_GIVEN TASK:_
All the data should come back exactly as it was given.
===== AVAILABLE RECORDS =====
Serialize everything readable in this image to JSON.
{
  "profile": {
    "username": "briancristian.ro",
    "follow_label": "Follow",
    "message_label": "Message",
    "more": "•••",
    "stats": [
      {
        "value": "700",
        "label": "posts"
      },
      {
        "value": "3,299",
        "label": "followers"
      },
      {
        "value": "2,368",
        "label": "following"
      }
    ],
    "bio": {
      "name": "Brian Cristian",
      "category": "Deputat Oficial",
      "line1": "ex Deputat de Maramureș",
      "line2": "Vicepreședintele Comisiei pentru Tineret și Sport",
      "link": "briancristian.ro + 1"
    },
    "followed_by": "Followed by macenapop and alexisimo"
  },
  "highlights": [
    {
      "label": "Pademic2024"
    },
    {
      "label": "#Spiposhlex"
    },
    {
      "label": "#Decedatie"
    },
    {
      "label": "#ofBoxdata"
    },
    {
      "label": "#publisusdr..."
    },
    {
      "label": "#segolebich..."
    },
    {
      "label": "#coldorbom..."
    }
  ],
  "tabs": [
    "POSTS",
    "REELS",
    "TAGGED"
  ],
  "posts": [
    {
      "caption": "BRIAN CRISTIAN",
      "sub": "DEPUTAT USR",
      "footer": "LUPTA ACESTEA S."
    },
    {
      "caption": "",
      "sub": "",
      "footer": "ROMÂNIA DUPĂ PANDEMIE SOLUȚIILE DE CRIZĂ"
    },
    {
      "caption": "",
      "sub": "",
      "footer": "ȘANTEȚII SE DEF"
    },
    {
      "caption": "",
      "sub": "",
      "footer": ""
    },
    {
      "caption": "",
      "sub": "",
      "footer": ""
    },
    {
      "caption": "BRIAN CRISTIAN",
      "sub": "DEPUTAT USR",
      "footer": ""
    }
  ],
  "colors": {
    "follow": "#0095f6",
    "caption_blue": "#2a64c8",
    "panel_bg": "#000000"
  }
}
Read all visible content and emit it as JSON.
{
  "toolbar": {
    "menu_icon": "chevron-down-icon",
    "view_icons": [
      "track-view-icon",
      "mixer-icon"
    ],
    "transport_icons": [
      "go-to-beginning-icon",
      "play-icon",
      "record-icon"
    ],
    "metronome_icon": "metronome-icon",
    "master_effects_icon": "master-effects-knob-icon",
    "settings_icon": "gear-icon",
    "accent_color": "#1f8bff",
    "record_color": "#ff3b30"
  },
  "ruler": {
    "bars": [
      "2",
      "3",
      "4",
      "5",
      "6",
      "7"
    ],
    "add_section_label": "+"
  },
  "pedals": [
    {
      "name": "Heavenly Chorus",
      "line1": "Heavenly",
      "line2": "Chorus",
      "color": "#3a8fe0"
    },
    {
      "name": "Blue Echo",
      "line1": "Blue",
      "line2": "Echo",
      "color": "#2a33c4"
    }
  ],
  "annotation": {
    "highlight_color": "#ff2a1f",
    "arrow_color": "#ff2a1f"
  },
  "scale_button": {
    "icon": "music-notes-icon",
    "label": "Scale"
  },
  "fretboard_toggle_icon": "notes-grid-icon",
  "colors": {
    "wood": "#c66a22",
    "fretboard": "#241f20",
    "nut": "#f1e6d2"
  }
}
=====
_TASK SOLUTION:_
Serialize everything readable in this image to JSON.
{
  "profile": {
    "username": "briancristian.ro",
    "follow_label": "Follow",
    "message_label": "Message",
    "more": "•••",
    "stats": [
      {
        "value": "700",
        "label": "posts"
      },
      {
        "value": "3,299",
        "label": "followers"
      },
      {
        "value": "2,368",
        "label": "following"
      }
    ],
    "bio": {
      "name": "Brian Cristian",
      "category": "Deputat Oficial",
      "line1": "ex Deputat de Maramureș",
      "line2": "Vicepreședintele Comisiei pentru Tineret și Sport",
      "link": "briancristian.ro + 1"
    },
    "followed_by": "Followed by macenapop and alexisimo"
  },
  "highlights": [
    {
      "label": "Pademic2024"
    },
    {
      "label": "#Spiposhlex"
    },
    {
      "label": "#Decedatie"
    },
    {
      "label": "#ofBoxdata"
    },
    {
      "label": "#publisusdr..."
    },
    {
      "label": "#segolebich..."
    },
    {
      "label": "#coldorbom..."
    }
  ],
  "tabs": [
    "POSTS",
    "REELS",
    "TAGGED"
  ],
  "posts": [
    {
      "caption": "BRIAN CRISTIAN",
      "sub": "DEPUTAT USR",
      "footer": "LUPTA ACESTEA S."
    },
    {
      "caption": "",
      "sub": "",
      "footer": "ROMÂNIA DUPĂ PANDEMIE SOLUȚIILE DE CRIZĂ"
    },
    {
      "caption": "",
      "sub": "",
      "footer": "ȘANTEȚII SE DEF"
    },
    {
      "caption": "",
      "sub": "",
      "footer": ""
    },
    {
      "caption": "",
      "sub": "",
      "footer": ""
    },
    {
      "caption": "BRIAN CRISTIAN",
      "sub": "DEPUTAT USR",
      "footer": ""
    }
  ],
  "colors": {
    "follow": "#0095f6",
    "caption_blue": "#2a64c8",
    "panel_bg": "#000000"
  }
}
Read all visible content and emit it as JSON.
{
  "toolbar": {
    "menu_icon": "chevron-down-icon",
    "view_icons": [
      "track-view-icon",
      "mixer-icon"
    ],
    "transport_icons": [
      "go-to-beginning-icon",
      "play-icon",
      "record-icon"
    ],
    "metronome_icon": "metronome-icon",
    "master_effects_icon": "master-effects-knob-icon",
    "settings_icon": "gear-icon",
    "accent_color": "#1f8bff",
    "record_color": "#ff3b30"
  },
  "ruler": {
    "bars": [
      "2",
      "3",
      "4",
      "5",
      "6",
      "7"
    ],
    "add_section_label": "+"
  },
  "pedals": [
    {
      "name": "Heavenly Chorus",
      "line1": "Heavenly",
      "line2": "Chorus",
      "color": "#3a8fe0"
    },
    {
      "name": "Blue Echo",
      "line1": "Blue",
      "line2": "Echo",
      "color": "#2a33c4"
    }
  ],
  "annotation": {
    "highlight_color": "#ff2a1f",
    "arrow_color": "#ff2a1f"
  },
  "scale_button": {
    "icon": "music-notes-icon",
    "label": "Scale"
  },
  "fretboard_toggle_icon": "notes-grid-icon",
  "colors": {
    "wood": "#c66a22",
    "fretboard": "#241f20",
    "nut": "#f1e6d2"
  }
}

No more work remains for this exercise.